** Requirement **
State how many lines of the entries include the string "caption", please, leaving out everything but the number.

[Dataset records]
-*-
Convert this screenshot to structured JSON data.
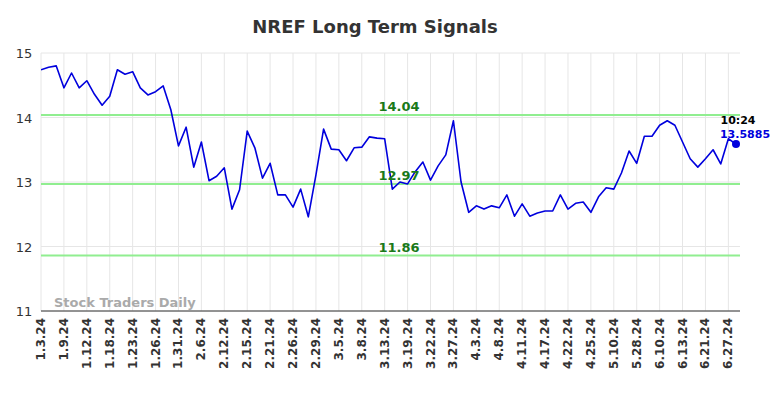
{
  "chart_data": {
    "type": "line",
    "title": "NREF Long Term Signals",
    "watermark": "Stock Traders Daily",
    "last_time": "10:24",
    "color": "#0000dd",
    "grid": true,
    "ylim": [
      11,
      15
    ],
    "yticks": [
      11,
      12,
      13,
      14,
      15
    ],
    "levels": [
      {
        "value": 14.04,
        "label": "14.04"
      },
      {
        "value": 12.97,
        "label": "12.97"
      },
      {
        "value": 11.86,
        "label": "11.86"
      }
    ],
    "categories": [
      "1.3.24",
      null,
      null,
      "1.9.24",
      null,
      null,
      "1.12.24",
      null,
      null,
      "1.18.24",
      null,
      null,
      "1.23.24",
      null,
      null,
      "1.26.24",
      null,
      null,
      "1.31.24",
      null,
      null,
      "2.6.24",
      null,
      null,
      "2.12.24",
      null,
      null,
      "2.15.24",
      null,
      null,
      "2.21.24",
      null,
      null,
      "2.26.24",
      null,
      null,
      "2.29.24",
      null,
      null,
      "3.5.24",
      null,
      null,
      "3.8.24",
      null,
      null,
      "3.13.24",
      null,
      null,
      "3.19.24",
      null,
      null,
      "3.22.24",
      null,
      null,
      "3.27.24",
      null,
      null,
      "4.3.24",
      null,
      null,
      "4.8.24",
      null,
      null,
      "4.11.24",
      null,
      null,
      "4.17.24",
      null,
      null,
      "4.22.24",
      null,
      null,
      "4.25.24",
      null,
      null,
      "5.10.24",
      null,
      null,
      "5.28.24",
      null,
      null,
      "6.10.24",
      null,
      null,
      "6.13.24",
      null,
      null,
      "6.21.24",
      null,
      null,
      "6.27.24",
      null
    ],
    "values": [
      14.74,
      14.78,
      14.8,
      14.46,
      14.69,
      14.46,
      14.57,
      14.36,
      14.19,
      14.33,
      14.74,
      14.67,
      14.71,
      14.46,
      14.35,
      14.4,
      14.49,
      14.12,
      13.56,
      13.85,
      13.23,
      13.62,
      13.02,
      13.09,
      13.22,
      12.58,
      12.88,
      13.79,
      13.53,
      13.06,
      13.29,
      12.8,
      12.8,
      12.61,
      12.89,
      12.46,
      13.11,
      13.82,
      13.51,
      13.5,
      13.33,
      13.53,
      13.54,
      13.7,
      13.68,
      13.67,
      12.89,
      13.0,
      12.97,
      13.16,
      13.31,
      13.03,
      13.25,
      13.42,
      13.95,
      13.0,
      12.53,
      12.63,
      12.58,
      12.63,
      12.6,
      12.8,
      12.47,
      12.66,
      12.47,
      12.52,
      12.55,
      12.55,
      12.8,
      12.58,
      12.67,
      12.69,
      12.53,
      12.77,
      12.91,
      12.89,
      13.14,
      13.48,
      13.29,
      13.71,
      13.71,
      13.88,
      13.95,
      13.88,
      13.62,
      13.36,
      13.23,
      13.36,
      13.5,
      13.28,
      13.67,
      13.5885
    ]
  }
}
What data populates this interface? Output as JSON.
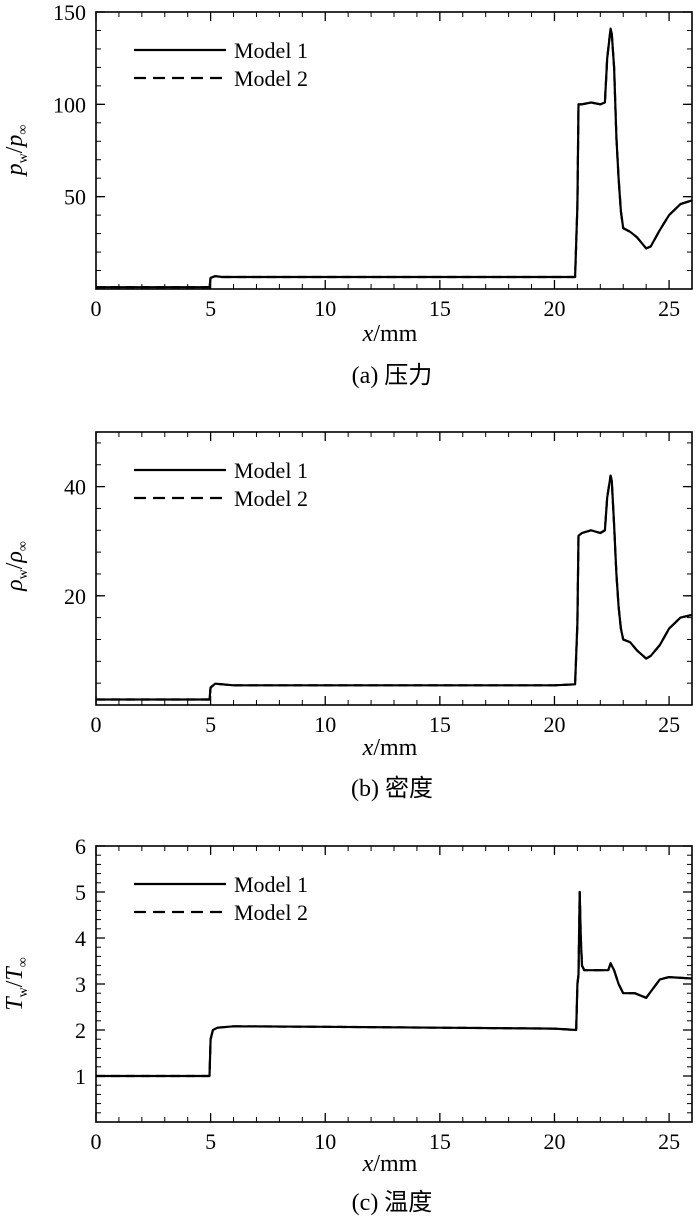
{
  "chart_data": [
    {
      "type": "line",
      "caption": "(a) 压力",
      "xlabel": "x/mm",
      "ylabel": "p_w/p_∞",
      "xlim": [
        0,
        26
      ],
      "ylim": [
        0,
        150
      ],
      "xticks": [
        0,
        5,
        10,
        15,
        20,
        25
      ],
      "yticks": [
        50,
        100,
        150
      ],
      "legend_position": "top-left",
      "series": [
        {
          "name": "Model 1",
          "style": "solid",
          "x": [
            0,
            4.95,
            5.0,
            5.2,
            5.5,
            10,
            15,
            20.9,
            21.0,
            21.05,
            21.2,
            21.6,
            22.0,
            22.2,
            22.3,
            22.45,
            22.5,
            22.6,
            22.7,
            22.8,
            22.9,
            23.0,
            23.3,
            23.6,
            24.0,
            24.2,
            24.6,
            25.0,
            25.5,
            26.0
          ],
          "y": [
            1,
            1,
            6,
            7,
            6.5,
            6.5,
            6.5,
            6.5,
            45,
            100,
            100,
            101,
            100,
            101,
            125,
            141,
            138,
            120,
            82,
            60,
            42,
            33,
            31,
            28,
            22,
            23,
            32,
            40,
            46,
            48
          ]
        },
        {
          "name": "Model 2",
          "style": "dashed",
          "x": [
            0,
            4.95,
            5.0,
            5.2,
            5.5,
            10,
            15,
            20.9,
            21.0,
            21.05,
            21.2,
            21.6,
            22.0,
            22.2,
            22.3,
            22.45,
            22.5,
            22.6,
            22.7,
            22.8,
            22.9,
            23.0,
            23.3,
            23.6,
            24.0,
            24.2,
            24.6,
            25.0,
            25.5,
            26.0
          ],
          "y": [
            1,
            1,
            6,
            7,
            6.5,
            6.5,
            6.5,
            6.5,
            45,
            100,
            100,
            101,
            100,
            101,
            125,
            141,
            138,
            120,
            82,
            60,
            42,
            33,
            31,
            28,
            22,
            23,
            32,
            40,
            46,
            48
          ]
        }
      ]
    },
    {
      "type": "line",
      "caption": "(b) 密度",
      "xlabel": "x/mm",
      "ylabel": "ρ_w/ρ_∞",
      "xlim": [
        0,
        26
      ],
      "ylim": [
        0,
        50
      ],
      "xticks": [
        0,
        5,
        10,
        15,
        20,
        25
      ],
      "yticks": [
        20,
        40
      ],
      "legend_position": "top-left",
      "series": [
        {
          "name": "Model 1",
          "style": "solid",
          "x": [
            0,
            4.95,
            5.0,
            5.2,
            6.0,
            10,
            15,
            20,
            20.9,
            21.0,
            21.05,
            21.2,
            21.6,
            22.0,
            22.2,
            22.3,
            22.45,
            22.5,
            22.6,
            22.7,
            22.8,
            22.9,
            23.0,
            23.3,
            23.6,
            24.0,
            24.2,
            24.6,
            25.0,
            25.5,
            26.0
          ],
          "y": [
            1,
            1,
            3.2,
            3.9,
            3.6,
            3.6,
            3.6,
            3.6,
            3.8,
            15,
            31,
            31.5,
            32,
            31.5,
            32,
            38,
            42,
            41,
            33,
            24,
            18,
            14,
            12,
            11.5,
            10,
            8.5,
            9,
            11,
            14,
            16,
            16.5
          ]
        },
        {
          "name": "Model 2",
          "style": "dashed",
          "x": [
            0,
            4.95,
            5.0,
            5.2,
            6.0,
            10,
            15,
            20,
            20.9,
            21.0,
            21.05,
            21.2,
            21.6,
            22.0,
            22.2,
            22.3,
            22.45,
            22.5,
            22.6,
            22.7,
            22.8,
            22.9,
            23.0,
            23.3,
            23.6,
            24.0,
            24.2,
            24.6,
            25.0,
            25.5,
            26.0
          ],
          "y": [
            1,
            1,
            3.2,
            3.9,
            3.6,
            3.6,
            3.6,
            3.6,
            3.8,
            15,
            31,
            31.5,
            32,
            31.5,
            32,
            38,
            42,
            41,
            33,
            24,
            18,
            14,
            12,
            11.5,
            10,
            8.5,
            9,
            11,
            14,
            16,
            16.5
          ]
        }
      ]
    },
    {
      "type": "line",
      "caption": "(c) 温度",
      "xlabel": "x/mm",
      "ylabel": "T_w/T_∞",
      "xlim": [
        0,
        26
      ],
      "ylim": [
        0,
        6
      ],
      "xticks": [
        0,
        5,
        10,
        15,
        20,
        25
      ],
      "yticks": [
        1,
        2,
        3,
        4,
        5,
        6
      ],
      "legend_position": "top-left",
      "series": [
        {
          "name": "Model 1",
          "style": "solid",
          "x": [
            0,
            4.95,
            5.0,
            5.1,
            5.3,
            6.0,
            10,
            15,
            20,
            20.95,
            21.0,
            21.05,
            21.1,
            21.15,
            21.2,
            21.3,
            21.5,
            22.0,
            22.35,
            22.45,
            22.6,
            22.8,
            23.0,
            23.5,
            24.0,
            24.3,
            24.6,
            25.0,
            26.0
          ],
          "y": [
            1,
            1,
            1.8,
            2.0,
            2.05,
            2.08,
            2.07,
            2.05,
            2.03,
            2.0,
            3.0,
            3.2,
            5.0,
            4.0,
            3.4,
            3.3,
            3.3,
            3.3,
            3.3,
            3.45,
            3.3,
            3.0,
            2.8,
            2.8,
            2.7,
            2.9,
            3.1,
            3.15,
            3.12
          ]
        },
        {
          "name": "Model 2",
          "style": "dashed",
          "x": [
            0,
            4.95,
            5.0,
            5.1,
            5.3,
            6.0,
            10,
            15,
            20,
            20.95,
            21.0,
            21.05,
            21.1,
            21.15,
            21.2,
            21.3,
            21.5,
            22.0,
            22.35,
            22.45,
            22.6,
            22.8,
            23.0,
            23.5,
            24.0,
            24.3,
            24.6,
            25.0,
            26.0
          ],
          "y": [
            1,
            1,
            1.8,
            2.0,
            2.05,
            2.08,
            2.07,
            2.05,
            2.03,
            2.0,
            3.0,
            3.2,
            5.0,
            4.0,
            3.4,
            3.3,
            3.3,
            3.3,
            3.3,
            3.45,
            3.3,
            3.0,
            2.8,
            2.8,
            2.7,
            2.9,
            3.1,
            3.15,
            3.12
          ]
        }
      ]
    }
  ],
  "labels": {
    "x_var": "x",
    "x_unit": "/mm",
    "a_num": "p",
    "a_num_sub": "w",
    "a_den": "p",
    "a_den_sub": "∞",
    "b_num": "ρ",
    "b_num_sub": "w",
    "b_den": "ρ",
    "b_den_sub": "∞",
    "c_num": "T",
    "c_num_sub": "w",
    "c_den": "T",
    "c_den_sub": "∞",
    "slash": "/"
  }
}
-*-
** Reply to the task **
3